Work to do => Please copy out, without any change, the records starting at the line that contains "Localize each UI" and ending at the line that contains "value-label: 5,9% [460, 483, 496, 500]", both of those lines included.

Exercise data =>
##########

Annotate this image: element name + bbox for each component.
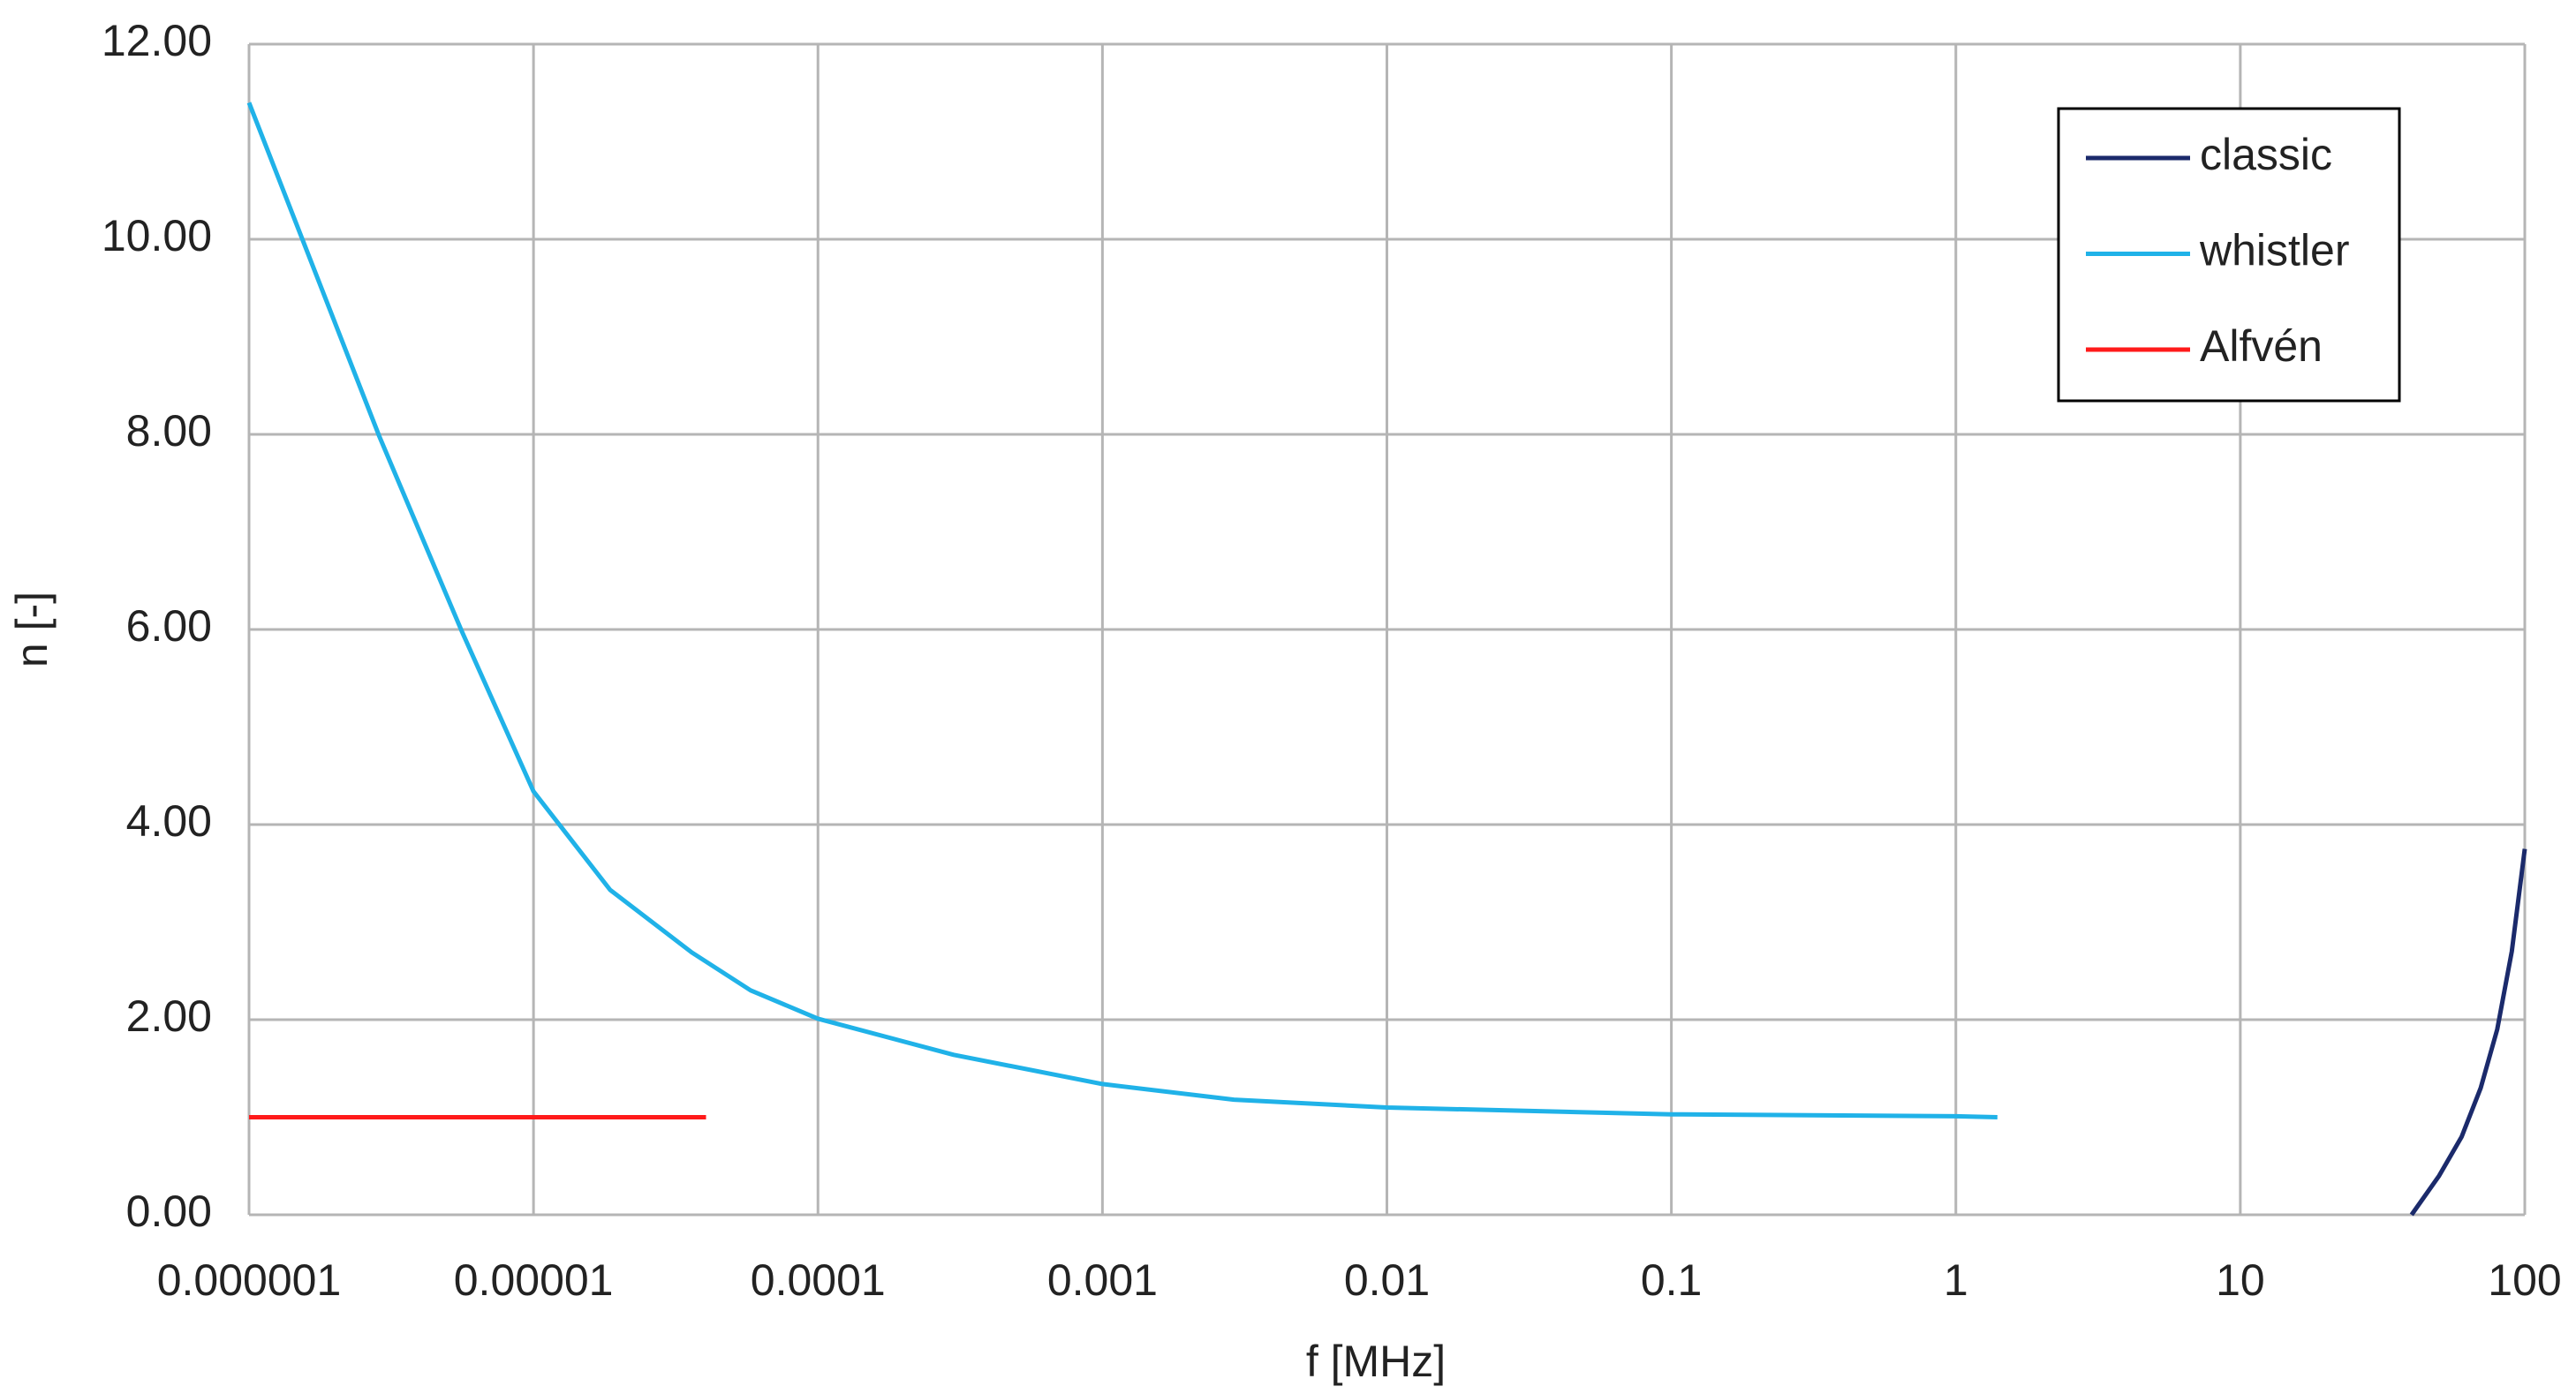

##########

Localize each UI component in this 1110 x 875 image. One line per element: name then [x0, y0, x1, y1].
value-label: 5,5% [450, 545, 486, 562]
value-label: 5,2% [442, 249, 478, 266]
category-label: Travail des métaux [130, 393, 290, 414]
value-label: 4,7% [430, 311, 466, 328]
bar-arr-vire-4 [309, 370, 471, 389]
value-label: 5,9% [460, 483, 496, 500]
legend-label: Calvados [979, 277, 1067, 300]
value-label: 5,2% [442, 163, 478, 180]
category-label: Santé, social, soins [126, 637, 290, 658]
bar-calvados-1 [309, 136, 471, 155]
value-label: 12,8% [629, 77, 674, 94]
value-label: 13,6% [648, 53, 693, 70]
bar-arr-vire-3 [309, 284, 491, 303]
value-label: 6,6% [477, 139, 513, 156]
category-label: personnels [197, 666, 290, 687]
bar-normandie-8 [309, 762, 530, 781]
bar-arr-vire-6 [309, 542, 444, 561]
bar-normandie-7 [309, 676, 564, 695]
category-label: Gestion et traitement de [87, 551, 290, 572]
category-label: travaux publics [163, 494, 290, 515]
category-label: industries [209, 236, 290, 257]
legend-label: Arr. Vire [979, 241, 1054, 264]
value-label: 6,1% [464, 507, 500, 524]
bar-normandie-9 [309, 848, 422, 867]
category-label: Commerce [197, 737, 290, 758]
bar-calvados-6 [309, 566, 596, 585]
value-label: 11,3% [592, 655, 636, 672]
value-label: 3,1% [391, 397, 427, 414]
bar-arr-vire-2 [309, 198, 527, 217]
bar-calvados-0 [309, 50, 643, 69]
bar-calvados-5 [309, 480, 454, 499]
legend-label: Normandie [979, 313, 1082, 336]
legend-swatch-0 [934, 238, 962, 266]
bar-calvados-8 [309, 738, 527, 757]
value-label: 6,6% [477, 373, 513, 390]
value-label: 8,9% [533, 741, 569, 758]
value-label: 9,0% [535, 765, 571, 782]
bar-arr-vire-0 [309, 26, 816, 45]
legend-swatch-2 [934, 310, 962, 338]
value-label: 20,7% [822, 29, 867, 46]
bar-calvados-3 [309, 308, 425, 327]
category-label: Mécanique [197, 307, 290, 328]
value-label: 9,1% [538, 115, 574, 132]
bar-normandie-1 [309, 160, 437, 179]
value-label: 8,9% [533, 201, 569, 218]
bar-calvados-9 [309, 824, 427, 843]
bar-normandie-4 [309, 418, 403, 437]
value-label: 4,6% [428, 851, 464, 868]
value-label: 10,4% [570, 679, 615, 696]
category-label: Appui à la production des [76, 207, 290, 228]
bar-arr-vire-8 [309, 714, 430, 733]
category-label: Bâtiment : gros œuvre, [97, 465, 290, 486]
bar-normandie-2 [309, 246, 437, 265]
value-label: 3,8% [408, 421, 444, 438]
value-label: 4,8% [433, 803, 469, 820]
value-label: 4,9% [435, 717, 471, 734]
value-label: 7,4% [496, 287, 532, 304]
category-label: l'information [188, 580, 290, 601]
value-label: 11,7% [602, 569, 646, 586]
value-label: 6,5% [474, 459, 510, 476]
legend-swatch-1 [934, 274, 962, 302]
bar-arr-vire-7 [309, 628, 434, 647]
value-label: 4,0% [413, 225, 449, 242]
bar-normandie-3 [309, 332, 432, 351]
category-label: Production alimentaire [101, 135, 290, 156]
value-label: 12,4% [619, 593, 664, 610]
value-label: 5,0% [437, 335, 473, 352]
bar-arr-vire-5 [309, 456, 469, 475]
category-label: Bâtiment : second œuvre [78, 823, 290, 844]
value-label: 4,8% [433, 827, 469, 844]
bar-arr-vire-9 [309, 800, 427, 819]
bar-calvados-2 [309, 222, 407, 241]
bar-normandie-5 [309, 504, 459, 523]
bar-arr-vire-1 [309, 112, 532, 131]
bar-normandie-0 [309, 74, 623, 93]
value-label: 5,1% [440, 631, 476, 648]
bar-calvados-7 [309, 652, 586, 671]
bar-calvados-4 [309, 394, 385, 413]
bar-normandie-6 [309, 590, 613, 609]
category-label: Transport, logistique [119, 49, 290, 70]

##########

Output =>
Localize each UI component in this 1110 x 875 image. One line per element: name then [x0, y0, x1, y1].
value-label: 5,5% [450, 545, 486, 562]
value-label: 5,2% [442, 249, 478, 266]
category-label: Travail des métaux [130, 393, 290, 414]
value-label: 4,7% [430, 311, 466, 328]
bar-arr-vire-4 [309, 370, 471, 389]
value-label: 5,9% [460, 483, 496, 500]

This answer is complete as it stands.